[Begin PASSAGE SHOWN]

Against a Definition of Science Fiction

Paul Kincaid

 

How we define science fiction dictates how we determine where the genre began and of what it consists. But is the genre really susceptible to definition?

When I called my collection of essays and reviews What It Is We Do When We Read Science Fiction, I was struggling toward something I could not fully articulate. I don't know what is involved in reading science fiction, because I don't know what science fiction is.

There was a time, not so long ago, when I was quite clear what science fiction is. I could pick up a book from the shelf and know, with no real doubt or confusion, that it was science fiction. That certainty is with me no more, not because science fiction has changed (it has, of course, in many and complex ways, but not in a way that is directly relevant to this discussion), but because my relationship with science fiction has changed. And the nature of that change lies in my increasing criticism of and theorizing about the genre.

[End PASSAGE SHOWN]
[Begin RECORDED INFORMATION]

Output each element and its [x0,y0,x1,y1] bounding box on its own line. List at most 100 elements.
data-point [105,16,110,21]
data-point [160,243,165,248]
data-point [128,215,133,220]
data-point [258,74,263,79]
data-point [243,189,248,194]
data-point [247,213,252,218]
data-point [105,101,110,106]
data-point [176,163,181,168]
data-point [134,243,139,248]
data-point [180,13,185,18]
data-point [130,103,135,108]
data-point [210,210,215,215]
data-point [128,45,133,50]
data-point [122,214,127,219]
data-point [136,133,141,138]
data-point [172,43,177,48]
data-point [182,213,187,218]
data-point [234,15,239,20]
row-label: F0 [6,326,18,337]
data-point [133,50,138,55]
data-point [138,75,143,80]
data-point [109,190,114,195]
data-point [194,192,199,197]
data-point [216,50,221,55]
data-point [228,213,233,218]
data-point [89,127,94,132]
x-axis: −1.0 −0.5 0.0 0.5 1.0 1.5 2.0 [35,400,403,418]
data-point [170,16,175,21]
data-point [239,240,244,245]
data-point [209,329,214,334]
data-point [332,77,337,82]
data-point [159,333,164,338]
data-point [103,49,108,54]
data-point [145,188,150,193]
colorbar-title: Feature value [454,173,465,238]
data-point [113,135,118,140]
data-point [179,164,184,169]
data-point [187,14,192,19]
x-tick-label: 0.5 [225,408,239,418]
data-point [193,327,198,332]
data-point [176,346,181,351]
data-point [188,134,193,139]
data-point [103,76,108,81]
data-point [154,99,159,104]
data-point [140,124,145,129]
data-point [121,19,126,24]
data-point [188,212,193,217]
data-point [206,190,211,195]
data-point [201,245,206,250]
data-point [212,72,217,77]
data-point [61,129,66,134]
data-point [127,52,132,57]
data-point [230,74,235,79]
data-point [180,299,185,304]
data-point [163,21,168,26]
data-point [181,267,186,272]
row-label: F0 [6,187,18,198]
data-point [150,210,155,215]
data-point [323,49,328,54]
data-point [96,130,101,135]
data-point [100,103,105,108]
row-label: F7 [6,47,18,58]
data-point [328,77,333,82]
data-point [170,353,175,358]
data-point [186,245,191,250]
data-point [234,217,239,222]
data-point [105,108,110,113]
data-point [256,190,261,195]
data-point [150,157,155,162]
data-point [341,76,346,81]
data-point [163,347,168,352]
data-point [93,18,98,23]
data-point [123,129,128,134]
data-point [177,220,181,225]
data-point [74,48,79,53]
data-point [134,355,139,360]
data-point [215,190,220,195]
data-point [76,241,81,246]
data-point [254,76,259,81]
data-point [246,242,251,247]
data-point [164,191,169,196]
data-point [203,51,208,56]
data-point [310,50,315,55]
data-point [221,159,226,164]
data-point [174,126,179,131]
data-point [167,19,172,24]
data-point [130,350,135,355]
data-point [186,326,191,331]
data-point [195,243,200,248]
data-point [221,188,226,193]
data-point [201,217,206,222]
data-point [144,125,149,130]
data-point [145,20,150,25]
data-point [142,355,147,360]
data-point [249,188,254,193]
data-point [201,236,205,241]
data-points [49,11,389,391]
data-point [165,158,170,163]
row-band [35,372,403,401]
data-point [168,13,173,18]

[End RECORDED INFORMATION]

_REQUIRED WORK_
(1) In the essay excerpt on defining science fiction, what title was given to the writer's collection of essays and reviews?
(2) Set down the part of the essay excerpt on defining science fiction that starts at "Paul Kincaid" and ends at "know what science fiction is.".

_EXERCISE RESPONSES_
(1) What It Is We Do When We Read Science Fiction

(2)
Paul Kincaid

 

How we define science fiction dictates how we determine where the genre began and of what it consists. But is the genre really susceptible to definition?

When I called my collection of essays and reviews What It Is We Do When We Read Science Fiction, I was struggling toward something I could not fully articulate. I don't know what is involved in reading science fiction, because I don't know what science fiction is.